Retype all the entries word for word, but omit the pictures.

________

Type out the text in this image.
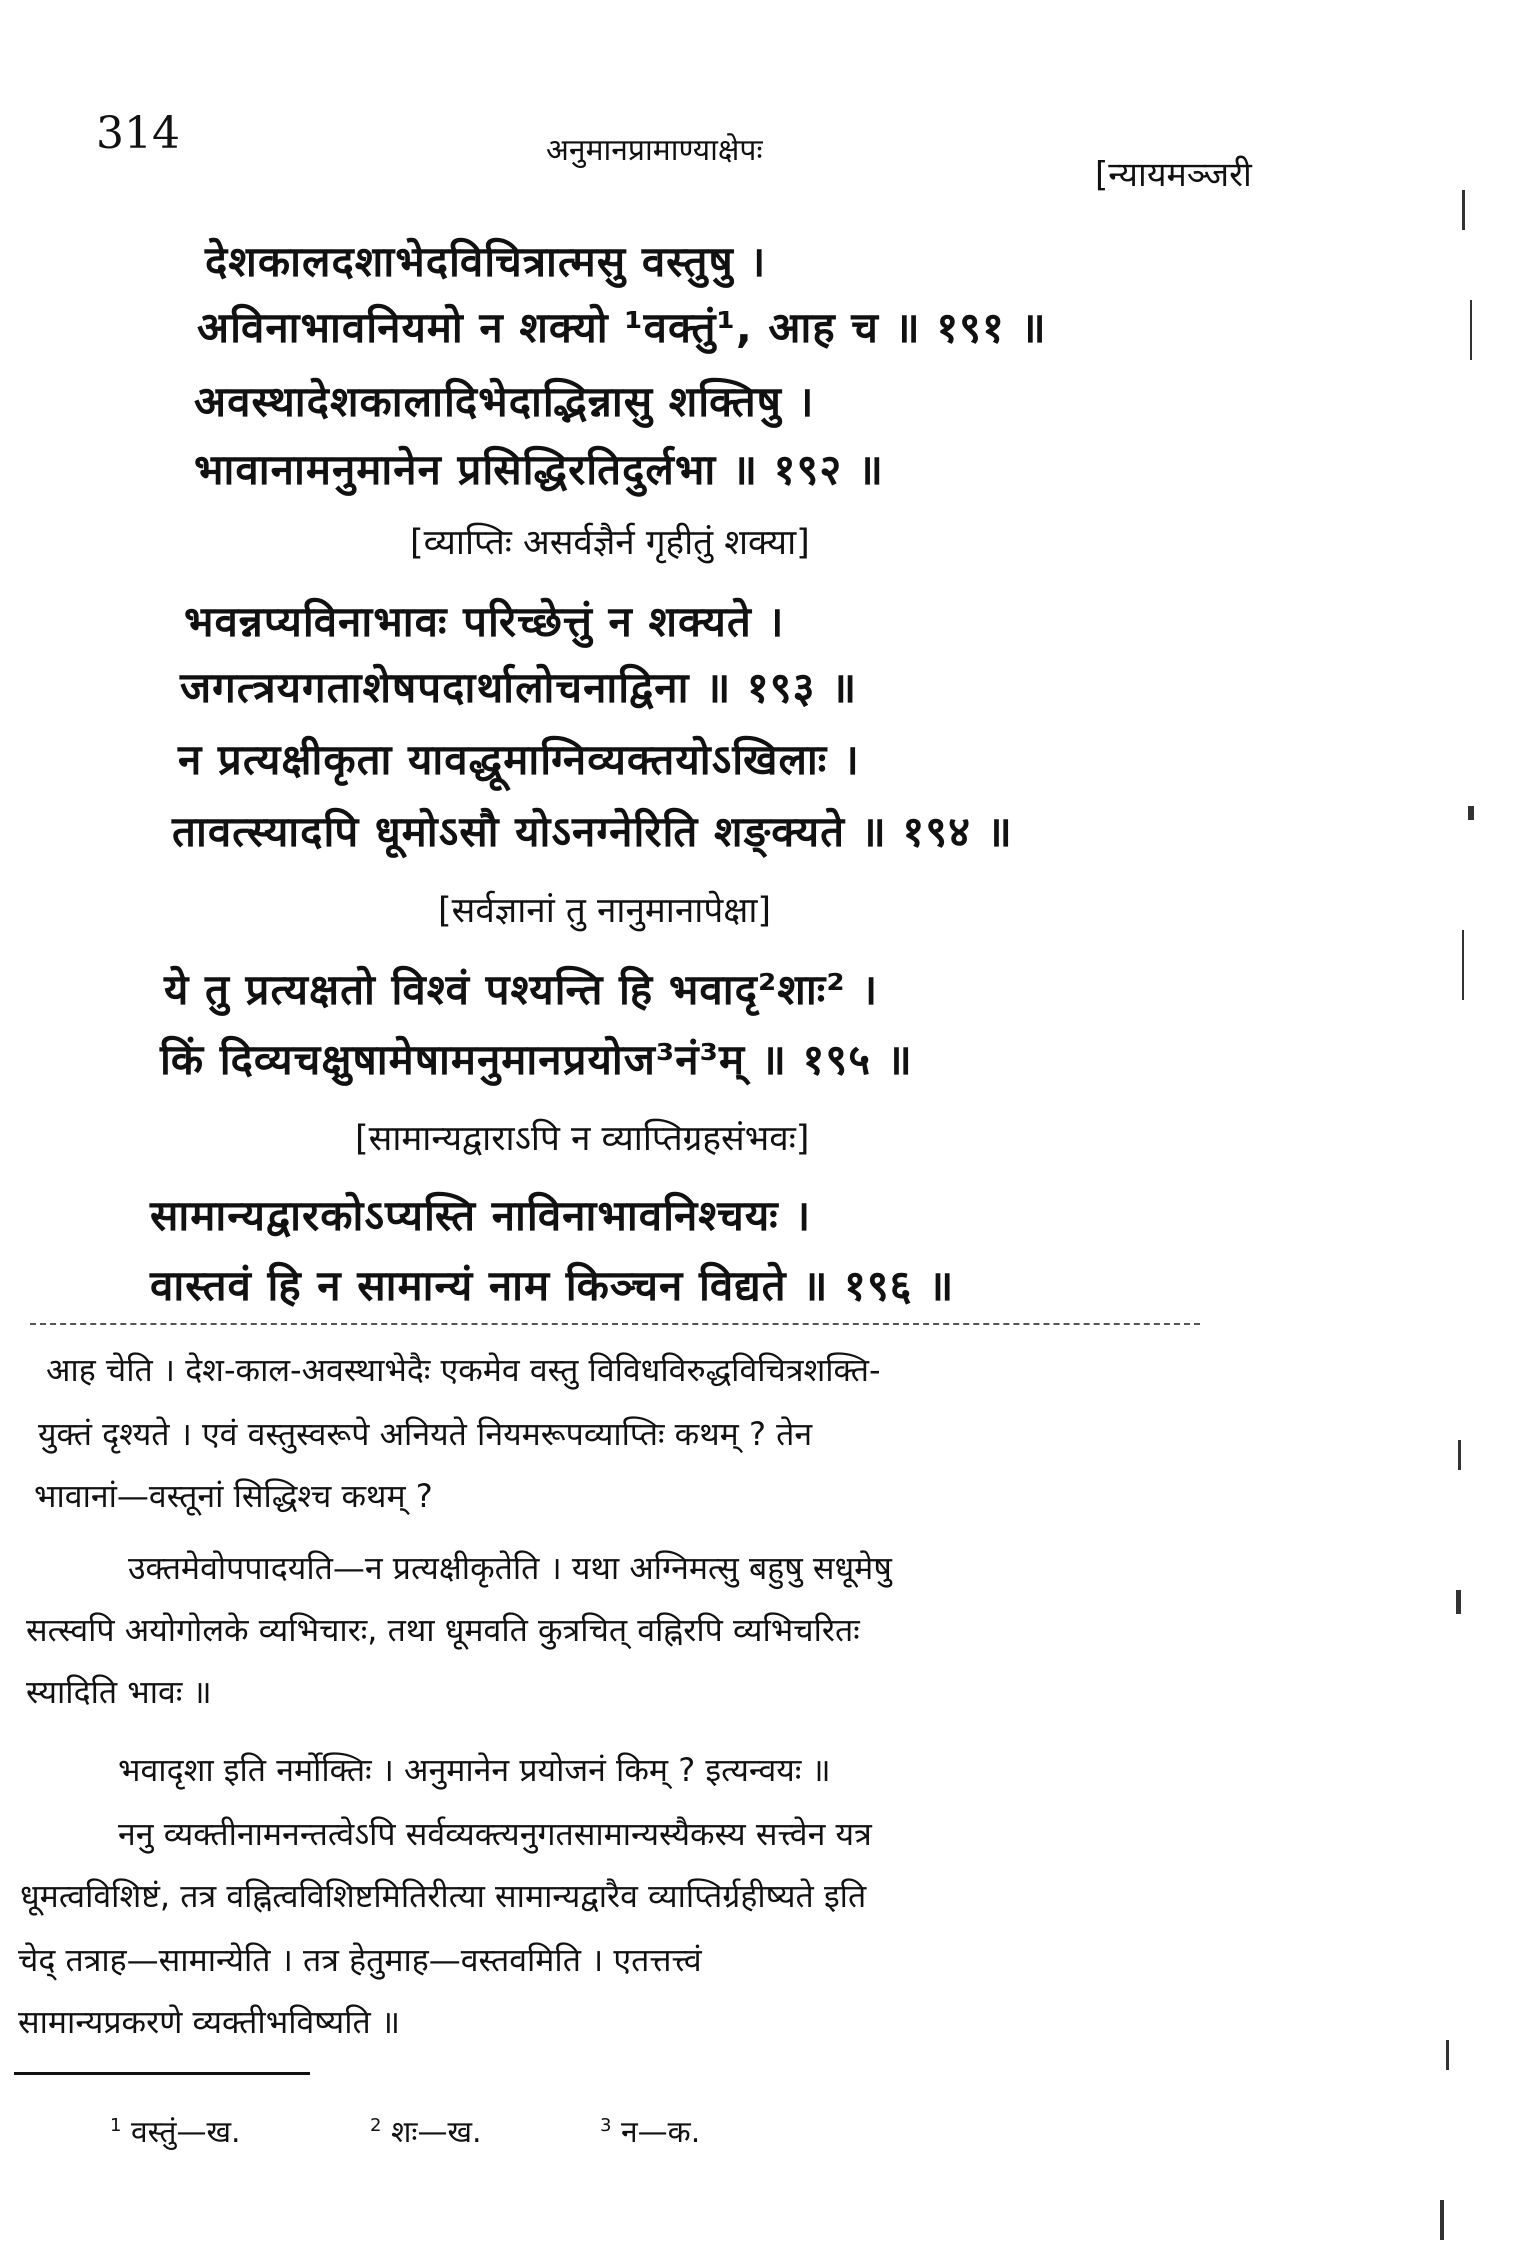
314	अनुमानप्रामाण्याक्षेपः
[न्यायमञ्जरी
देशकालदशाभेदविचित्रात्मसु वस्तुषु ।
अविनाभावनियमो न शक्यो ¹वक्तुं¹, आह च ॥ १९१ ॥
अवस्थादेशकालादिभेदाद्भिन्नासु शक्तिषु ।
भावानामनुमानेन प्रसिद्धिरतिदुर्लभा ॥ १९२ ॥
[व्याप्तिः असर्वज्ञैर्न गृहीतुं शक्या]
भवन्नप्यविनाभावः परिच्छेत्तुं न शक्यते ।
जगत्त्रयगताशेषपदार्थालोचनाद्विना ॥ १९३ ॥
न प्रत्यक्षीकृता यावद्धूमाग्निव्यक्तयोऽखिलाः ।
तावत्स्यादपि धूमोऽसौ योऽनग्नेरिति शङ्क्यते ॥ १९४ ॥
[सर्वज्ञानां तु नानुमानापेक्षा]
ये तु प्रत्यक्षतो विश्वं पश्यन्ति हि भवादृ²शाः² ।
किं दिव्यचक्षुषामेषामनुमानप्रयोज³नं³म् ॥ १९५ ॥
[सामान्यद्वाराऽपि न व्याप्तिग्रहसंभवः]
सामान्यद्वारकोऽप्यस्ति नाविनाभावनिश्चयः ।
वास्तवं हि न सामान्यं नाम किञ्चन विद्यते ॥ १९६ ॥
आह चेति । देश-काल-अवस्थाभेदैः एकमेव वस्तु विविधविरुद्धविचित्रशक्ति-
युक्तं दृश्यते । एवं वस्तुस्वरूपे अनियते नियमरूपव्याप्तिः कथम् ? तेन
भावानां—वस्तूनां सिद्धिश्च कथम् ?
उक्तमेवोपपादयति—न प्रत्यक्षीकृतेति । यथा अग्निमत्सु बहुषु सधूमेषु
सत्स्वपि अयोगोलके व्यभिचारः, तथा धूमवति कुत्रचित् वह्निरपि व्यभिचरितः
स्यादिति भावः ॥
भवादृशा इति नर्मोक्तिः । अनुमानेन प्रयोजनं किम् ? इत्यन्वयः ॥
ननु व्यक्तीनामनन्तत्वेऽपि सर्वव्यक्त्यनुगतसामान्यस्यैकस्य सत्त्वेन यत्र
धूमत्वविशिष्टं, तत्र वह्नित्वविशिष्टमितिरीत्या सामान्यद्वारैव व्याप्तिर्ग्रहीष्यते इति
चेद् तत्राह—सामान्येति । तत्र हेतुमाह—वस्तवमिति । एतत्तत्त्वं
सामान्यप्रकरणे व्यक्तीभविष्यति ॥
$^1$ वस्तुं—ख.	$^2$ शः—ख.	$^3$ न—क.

________

§ **Task answer**:
Type out the text in this image.
314	अनुमानप्रामाण्याक्षेपः
[न्यायमञ्जरी
देशकालदशाभेदविचित्रात्मसु वस्तुषु ।
अविनाभावनियमो न शक्यो ¹वक्तुं¹, आह च ॥ १९१ ॥
अवस्थादेशकालादिभेदाद्भिन्नासु शक्तिषु ।
भावानामनुमानेन प्रसिद्धिरतिदुर्लभा ॥ १९२ ॥
[व्याप्तिः असर्वज्ञैर्न गृहीतुं शक्या]
भवन्नप्यविनाभावः परिच्छेत्तुं न शक्यते ।
जगत्त्रयगताशेषपदार्थालोचनाद्विना ॥ १९३ ॥
न प्रत्यक्षीकृता यावद्धूमाग्निव्यक्तयोऽखिलाः ।
तावत्स्यादपि धूमोऽसौ योऽनग्नेरिति शङ्क्यते ॥ १९४ ॥
[सर्वज्ञानां तु नानुमानापेक्षा]
ये तु प्रत्यक्षतो विश्वं पश्यन्ति हि भवादृ²शाः² ।
किं दिव्यचक्षुषामेषामनुमानप्रयोज³नं³म् ॥ १९५ ॥
[सामान्यद्वाराऽपि न व्याप्तिग्रहसंभवः]
सामान्यद्वारकोऽप्यस्ति नाविनाभावनिश्चयः ।
वास्तवं हि न सामान्यं नाम किञ्चन विद्यते ॥ १९६ ॥
आह चेति । देश-काल-अवस्थाभेदैः एकमेव वस्तु विविधविरुद्धविचित्रशक्ति-
युक्तं दृश्यते । एवं वस्तुस्वरूपे अनियते नियमरूपव्याप्तिः कथम् ? तेन
भावानां—वस्तूनां सिद्धिश्च कथम् ?
उक्तमेवोपपादयति—न प्रत्यक्षीकृतेति । यथा अग्निमत्सु बहुषु सधूमेषु
सत्स्वपि अयोगोलके व्यभिचारः, तथा धूमवति कुत्रचित् वह्निरपि व्यभिचरितः
स्यादिति भावः ॥
भवादृशा इति नर्मोक्तिः । अनुमानेन प्रयोजनं किम् ? इत्यन्वयः ॥
ननु व्यक्तीनामनन्तत्वेऽपि सर्वव्यक्त्यनुगतसामान्यस्यैकस्य सत्त्वेन यत्र
धूमत्वविशिष्टं, तत्र वह्नित्वविशिष्टमितिरीत्या सामान्यद्वारैव व्याप्तिर्ग्रहीष्यते इति
चेद् तत्राह—सामान्येति । तत्र हेतुमाह—वस्तवमिति । एतत्तत्त्वं
सामान्यप्रकरणे व्यक्तीभविष्यति ॥
$^1$ वस्तुं—ख.	$^2$ शः—ख.	$^3$ न—क.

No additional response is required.